• _The exercise_
Without the images, write out all of the following entries exactly.

[Records contained in a dataset]
## Start

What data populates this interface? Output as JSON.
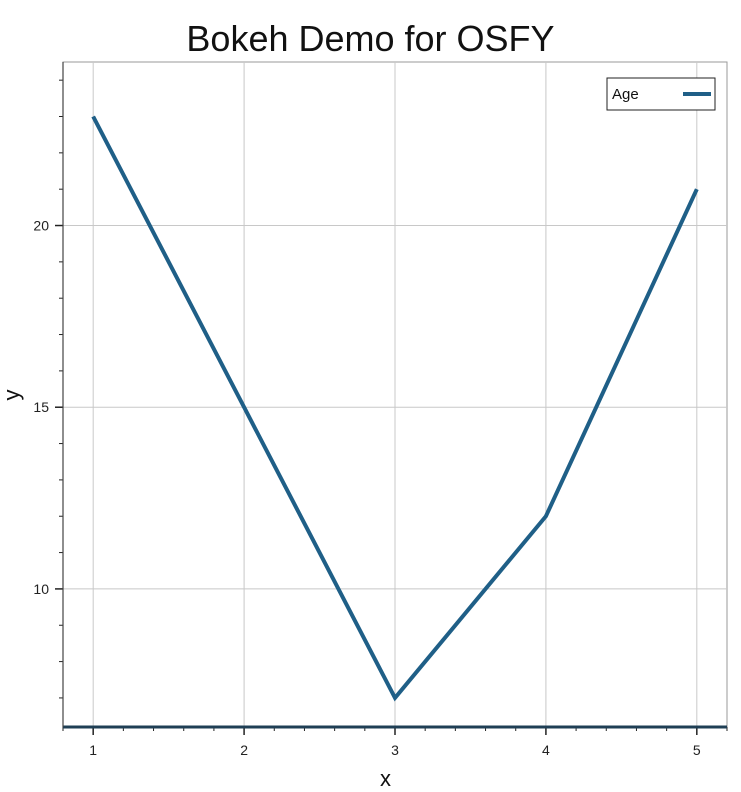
{
  "chart_data": {
    "type": "line",
    "title": "Bokeh Demo for OSFY",
    "xlabel": "x",
    "ylabel": "y",
    "x": [
      1,
      2,
      3,
      4,
      5
    ],
    "series": [
      {
        "name": "Age",
        "values": [
          23,
          15,
          7,
          12,
          21
        ],
        "color": "#1f5f87"
      }
    ],
    "xlim": [
      0.8,
      5.2
    ],
    "ylim": [
      6.2,
      24.5
    ],
    "x_ticks": [
      1,
      2,
      3,
      4,
      5
    ],
    "y_ticks": [
      10,
      15,
      20
    ],
    "grid": true,
    "legend_position": "top-right"
  }
}
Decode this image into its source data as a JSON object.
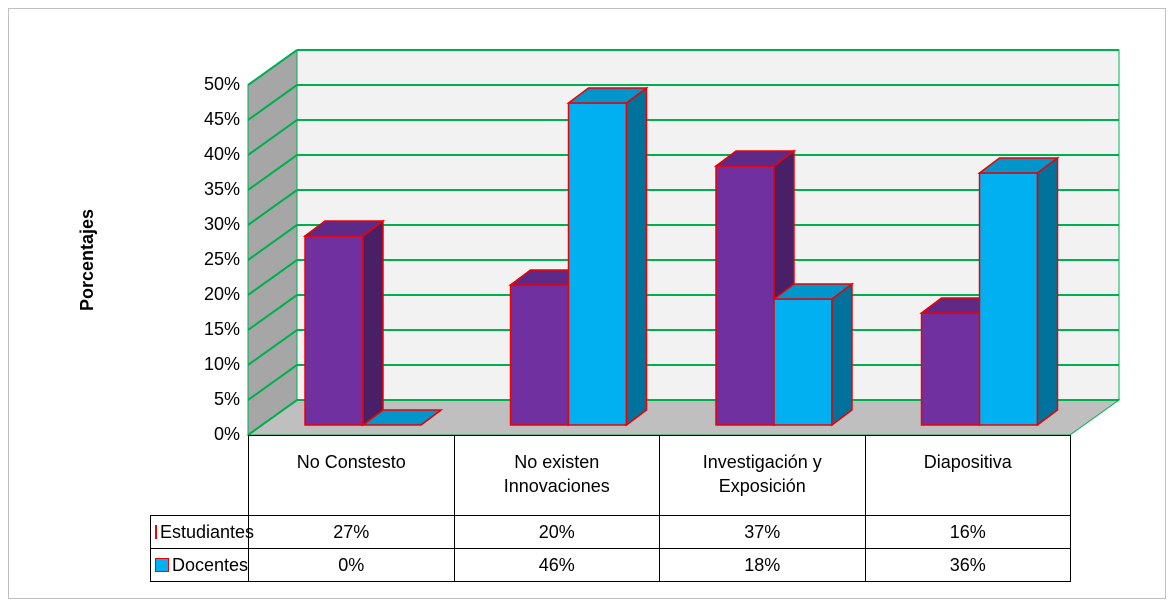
{
  "chart_data": {
    "type": "bar3d",
    "ylabel": "Porcentajes",
    "categories": [
      "No Constesto",
      "No existen Innovaciones",
      "Investigación y Exposición",
      "Diapositiva"
    ],
    "series": [
      {
        "name": "Estudiantes",
        "color": "#7030a0",
        "values": [
          27,
          20,
          37,
          16
        ],
        "value_labels": [
          "27%",
          "20%",
          "37%",
          "16%"
        ]
      },
      {
        "name": "Docentes",
        "color": "#00b0f0",
        "values": [
          0,
          46,
          18,
          36
        ],
        "value_labels": [
          "0%",
          "46%",
          "18%",
          "36%"
        ]
      }
    ],
    "ylim": [
      0,
      50
    ],
    "yticks": [
      {
        "value": 0,
        "label": "0%"
      },
      {
        "value": 5,
        "label": "5%"
      },
      {
        "value": 10,
        "label": "10%"
      },
      {
        "value": 15,
        "label": "15%"
      },
      {
        "value": 20,
        "label": "20%"
      },
      {
        "value": 25,
        "label": "25%"
      },
      {
        "value": 30,
        "label": "30%"
      },
      {
        "value": 35,
        "label": "35%"
      },
      {
        "value": 40,
        "label": "40%"
      },
      {
        "value": 45,
        "label": "45%"
      },
      {
        "value": 50,
        "label": "50%"
      }
    ],
    "grid": true,
    "data_table": true
  }
}
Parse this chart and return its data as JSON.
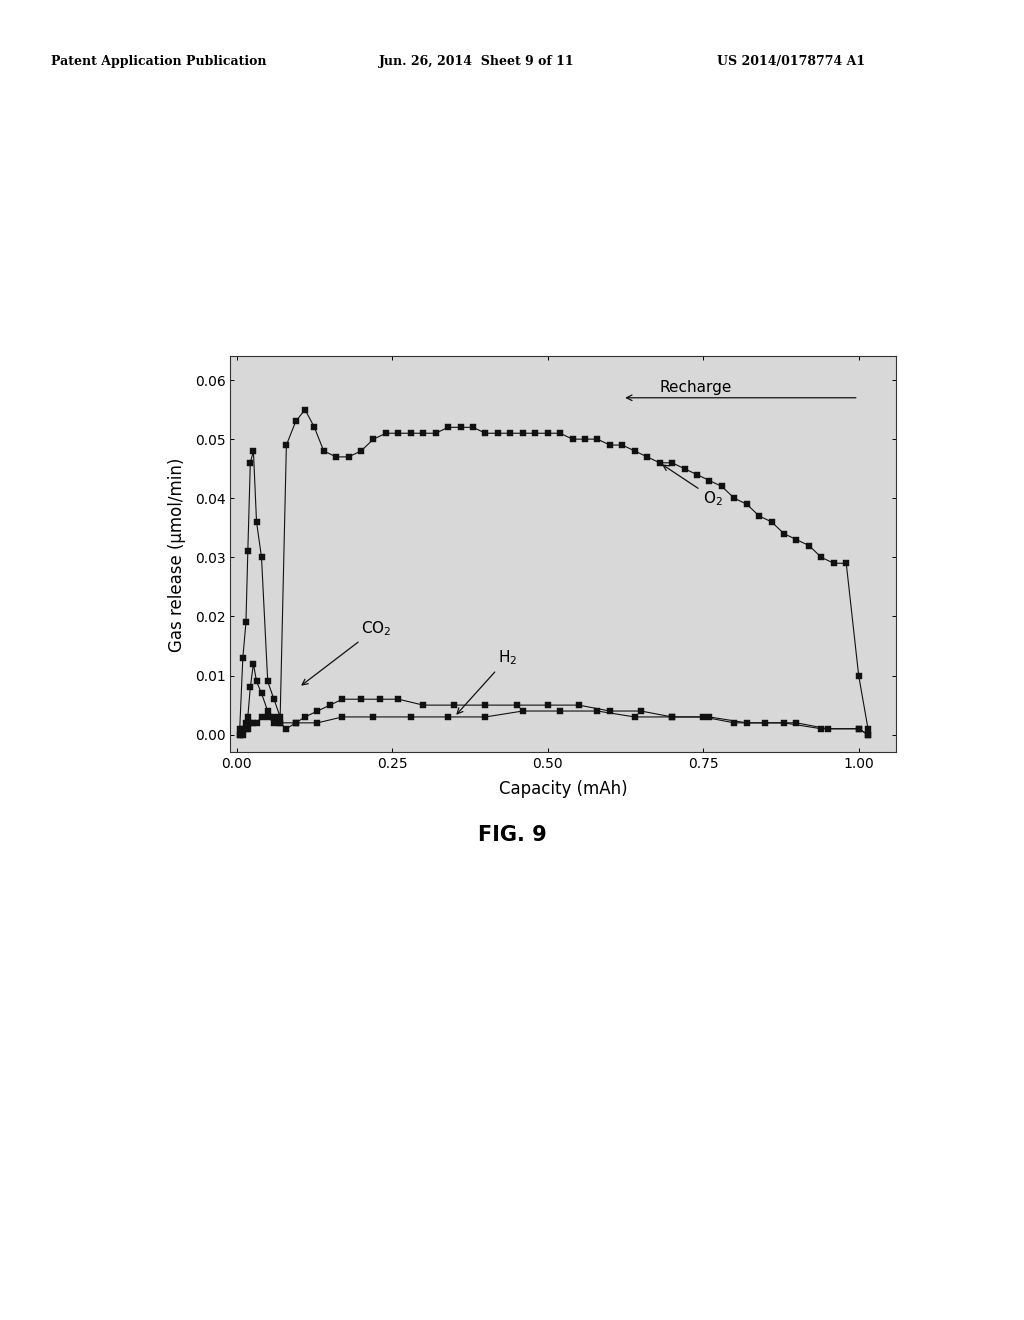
{
  "header_left": "Patent Application Publication",
  "header_center": "Jun. 26, 2014  Sheet 9 of 11",
  "header_right": "US 2014/0178774 A1",
  "fig_label": "FIG. 9",
  "xlabel": "Capacity (mAh)",
  "ylabel": "Gas release (μmol/min)",
  "xlim": [
    -0.01,
    1.06
  ],
  "ylim": [
    -0.003,
    0.064
  ],
  "xticks": [
    0.0,
    0.25,
    0.5,
    0.75,
    1.0
  ],
  "yticks": [
    0.0,
    0.01,
    0.02,
    0.03,
    0.04,
    0.05,
    0.06
  ],
  "background_color": "#ffffff",
  "plot_bg_color": "#d8d8d8",
  "O2_x": [
    0.005,
    0.01,
    0.015,
    0.018,
    0.022,
    0.027,
    0.032,
    0.04,
    0.05,
    0.06,
    0.07,
    0.08,
    0.095,
    0.11,
    0.125,
    0.14,
    0.16,
    0.18,
    0.2,
    0.22,
    0.24,
    0.26,
    0.28,
    0.3,
    0.32,
    0.34,
    0.36,
    0.38,
    0.4,
    0.42,
    0.44,
    0.46,
    0.48,
    0.5,
    0.52,
    0.54,
    0.56,
    0.58,
    0.6,
    0.62,
    0.64,
    0.66,
    0.68,
    0.7,
    0.72,
    0.74,
    0.76,
    0.78,
    0.8,
    0.82,
    0.84,
    0.86,
    0.88,
    0.9,
    0.92,
    0.94,
    0.96,
    0.98,
    1.0,
    1.015
  ],
  "O2_y": [
    0.001,
    0.013,
    0.019,
    0.031,
    0.046,
    0.048,
    0.036,
    0.03,
    0.009,
    0.006,
    0.003,
    0.049,
    0.053,
    0.055,
    0.052,
    0.048,
    0.047,
    0.047,
    0.048,
    0.05,
    0.051,
    0.051,
    0.051,
    0.051,
    0.051,
    0.052,
    0.052,
    0.052,
    0.051,
    0.051,
    0.051,
    0.051,
    0.051,
    0.051,
    0.051,
    0.05,
    0.05,
    0.05,
    0.049,
    0.049,
    0.048,
    0.047,
    0.046,
    0.046,
    0.045,
    0.044,
    0.043,
    0.042,
    0.04,
    0.039,
    0.037,
    0.036,
    0.034,
    0.033,
    0.032,
    0.03,
    0.029,
    0.029,
    0.01,
    0.001
  ],
  "CO2_x": [
    0.005,
    0.01,
    0.015,
    0.018,
    0.022,
    0.027,
    0.032,
    0.04,
    0.05,
    0.06,
    0.07,
    0.08,
    0.095,
    0.11,
    0.13,
    0.15,
    0.17,
    0.2,
    0.23,
    0.26,
    0.3,
    0.35,
    0.4,
    0.45,
    0.5,
    0.55,
    0.6,
    0.65,
    0.7,
    0.75,
    0.8,
    0.85,
    0.9,
    0.95,
    1.0,
    1.015
  ],
  "CO2_y": [
    0.0,
    0.001,
    0.002,
    0.003,
    0.008,
    0.012,
    0.009,
    0.007,
    0.004,
    0.003,
    0.002,
    0.001,
    0.002,
    0.003,
    0.004,
    0.005,
    0.006,
    0.006,
    0.006,
    0.006,
    0.005,
    0.005,
    0.005,
    0.005,
    0.005,
    0.005,
    0.004,
    0.004,
    0.003,
    0.003,
    0.002,
    0.002,
    0.002,
    0.001,
    0.001,
    0.0
  ],
  "H2_x": [
    0.005,
    0.01,
    0.015,
    0.018,
    0.022,
    0.027,
    0.032,
    0.04,
    0.05,
    0.06,
    0.07,
    0.095,
    0.13,
    0.17,
    0.22,
    0.28,
    0.34,
    0.4,
    0.46,
    0.52,
    0.58,
    0.64,
    0.7,
    0.76,
    0.82,
    0.88,
    0.94,
    1.0,
    1.015
  ],
  "H2_y": [
    0.0,
    0.0,
    0.001,
    0.001,
    0.002,
    0.002,
    0.002,
    0.003,
    0.003,
    0.002,
    0.002,
    0.002,
    0.002,
    0.003,
    0.003,
    0.003,
    0.003,
    0.003,
    0.004,
    0.004,
    0.004,
    0.003,
    0.003,
    0.003,
    0.002,
    0.002,
    0.001,
    0.001,
    0.0
  ],
  "marker_color": "#111111",
  "line_color": "#111111",
  "marker_size": 4,
  "font_size_axis_label": 12,
  "font_size_tick": 10,
  "font_size_annotation": 11,
  "font_size_header": 9,
  "font_size_fig_label": 15
}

## End

• _Finished answer_
What data populates this interface? Output as JSON.
{
  "chart_data": {
    "type": "line",
    "title": "Bokeh Demo for OSFY",
    "xlabel": "x",
    "ylabel": "y",
    "x": [
      1,
      2,
      3,
      4,
      5
    ],
    "series": [
      {
        "name": "Age",
        "values": [
          23,
          15,
          7,
          12,
          21
        ],
        "color": "#1f5f87"
      }
    ],
    "xlim": [
      0.8,
      5.2
    ],
    "ylim": [
      6.2,
      24.5
    ],
    "x_ticks": [
      1,
      2,
      3,
      4,
      5
    ],
    "y_ticks": [
      10,
      15,
      20
    ],
    "grid": true,
    "legend_position": "top-right"
  }
}
Decode this image into its source data as a JSON object.
{
  "chart_data": {
    "type": "bar3d",
    "ylabel": "Porcentajes",
    "categories": [
      "No Constesto",
      "No existen Innovaciones",
      "Investigación y Exposición",
      "Diapositiva"
    ],
    "series": [
      {
        "name": "Estudiantes",
        "color": "#7030a0",
        "values": [
          27,
          20,
          37,
          16
        ],
        "value_labels": [
          "27%",
          "20%",
          "37%",
          "16%"
        ]
      },
      {
        "name": "Docentes",
        "color": "#00b0f0",
        "values": [
          0,
          46,
          18,
          36
        ],
        "value_labels": [
          "0%",
          "46%",
          "18%",
          "36%"
        ]
      }
    ],
    "ylim": [
      0,
      50
    ],
    "yticks": [
      {
        "value": 0,
        "label": "0%"
      },
      {
        "value": 5,
        "label": "5%"
      },
      {
        "value": 10,
        "label": "10%"
      },
      {
        "value": 15,
        "label": "15%"
      },
      {
        "value": 20,
        "label": "20%"
      },
      {
        "value": 25,
        "label": "25%"
      },
      {
        "value": 30,
        "label": "30%"
      },
      {
        "value": 35,
        "label": "35%"
      },
      {
        "value": 40,
        "label": "40%"
      },
      {
        "value": 45,
        "label": "45%"
      },
      {
        "value": 50,
        "label": "50%"
      }
    ],
    "grid": true,
    "data_table": true
  }
}
Parse this chart and return its data as JSON.
{
  "header_left": "Patent Application Publication",
  "header_center": "Jun. 26, 2014  Sheet 9 of 11",
  "header_right": "US 2014/0178774 A1",
  "fig_label": "FIG. 9",
  "xlabel": "Capacity (mAh)",
  "ylabel": "Gas release (μmol/min)",
  "xlim": [
    -0.01,
    1.06
  ],
  "ylim": [
    -0.003,
    0.064
  ],
  "xticks": [
    0.0,
    0.25,
    0.5,
    0.75,
    1.0
  ],
  "yticks": [
    0.0,
    0.01,
    0.02,
    0.03,
    0.04,
    0.05,
    0.06
  ],
  "background_color": "#ffffff",
  "plot_bg_color": "#d8d8d8",
  "O2_x": [
    0.005,
    0.01,
    0.015,
    0.018,
    0.022,
    0.027,
    0.032,
    0.04,
    0.05,
    0.06,
    0.07,
    0.08,
    0.095,
    0.11,
    0.125,
    0.14,
    0.16,
    0.18,
    0.2,
    0.22,
    0.24,
    0.26,
    0.28,
    0.3,
    0.32,
    0.34,
    0.36,
    0.38,
    0.4,
    0.42,
    0.44,
    0.46,
    0.48,
    0.5,
    0.52,
    0.54,
    0.56,
    0.58,
    0.6,
    0.62,
    0.64,
    0.66,
    0.68,
    0.7,
    0.72,
    0.74,
    0.76,
    0.78,
    0.8,
    0.82,
    0.84,
    0.86,
    0.88,
    0.9,
    0.92,
    0.94,
    0.96,
    0.98,
    1.0,
    1.015
  ],
  "O2_y": [
    0.001,
    0.013,
    0.019,
    0.031,
    0.046,
    0.048,
    0.036,
    0.03,
    0.009,
    0.006,
    0.003,
    0.049,
    0.053,
    0.055,
    0.052,
    0.048,
    0.047,
    0.047,
    0.048,
    0.05,
    0.051,
    0.051,
    0.051,
    0.051,
    0.051,
    0.052,
    0.052,
    0.052,
    0.051,
    0.051,
    0.051,
    0.051,
    0.051,
    0.051,
    0.051,
    0.05,
    0.05,
    0.05,
    0.049,
    0.049,
    0.048,
    0.047,
    0.046,
    0.046,
    0.045,
    0.044,
    0.043,
    0.042,
    0.04,
    0.039,
    0.037,
    0.036,
    0.034,
    0.033,
    0.032,
    0.03,
    0.029,
    0.029,
    0.01,
    0.001
  ],
  "CO2_x": [
    0.005,
    0.01,
    0.015,
    0.018,
    0.022,
    0.027,
    0.032,
    0.04,
    0.05,
    0.06,
    0.07,
    0.08,
    0.095,
    0.11,
    0.13,
    0.15,
    0.17,
    0.2,
    0.23,
    0.26,
    0.3,
    0.35,
    0.4,
    0.45,
    0.5,
    0.55,
    0.6,
    0.65,
    0.7,
    0.75,
    0.8,
    0.85,
    0.9,
    0.95,
    1.0,
    1.015
  ],
  "CO2_y": [
    0.0,
    0.001,
    0.002,
    0.003,
    0.008,
    0.012,
    0.009,
    0.007,
    0.004,
    0.003,
    0.002,
    0.001,
    0.002,
    0.003,
    0.004,
    0.005,
    0.006,
    0.006,
    0.006,
    0.006,
    0.005,
    0.005,
    0.005,
    0.005,
    0.005,
    0.005,
    0.004,
    0.004,
    0.003,
    0.003,
    0.002,
    0.002,
    0.002,
    0.001,
    0.001,
    0.0
  ],
  "H2_x": [
    0.005,
    0.01,
    0.015,
    0.018,
    0.022,
    0.027,
    0.032,
    0.04,
    0.05,
    0.06,
    0.07,
    0.095,
    0.13,
    0.17,
    0.22,
    0.28,
    0.34,
    0.4,
    0.46,
    0.52,
    0.58,
    0.64,
    0.7,
    0.76,
    0.82,
    0.88,
    0.94,
    1.0,
    1.015
  ],
  "H2_y": [
    0.0,
    0.0,
    0.001,
    0.001,
    0.002,
    0.002,
    0.002,
    0.003,
    0.003,
    0.002,
    0.002,
    0.002,
    0.002,
    0.003,
    0.003,
    0.003,
    0.003,
    0.003,
    0.004,
    0.004,
    0.004,
    0.003,
    0.003,
    0.003,
    0.002,
    0.002,
    0.001,
    0.001,
    0.0
  ],
  "marker_color": "#111111",
  "line_color": "#111111",
  "marker_size": 4,
  "font_size_axis_label": 12,
  "font_size_tick": 10,
  "font_size_annotation": 11,
  "font_size_header": 9,
  "font_size_fig_label": 15
}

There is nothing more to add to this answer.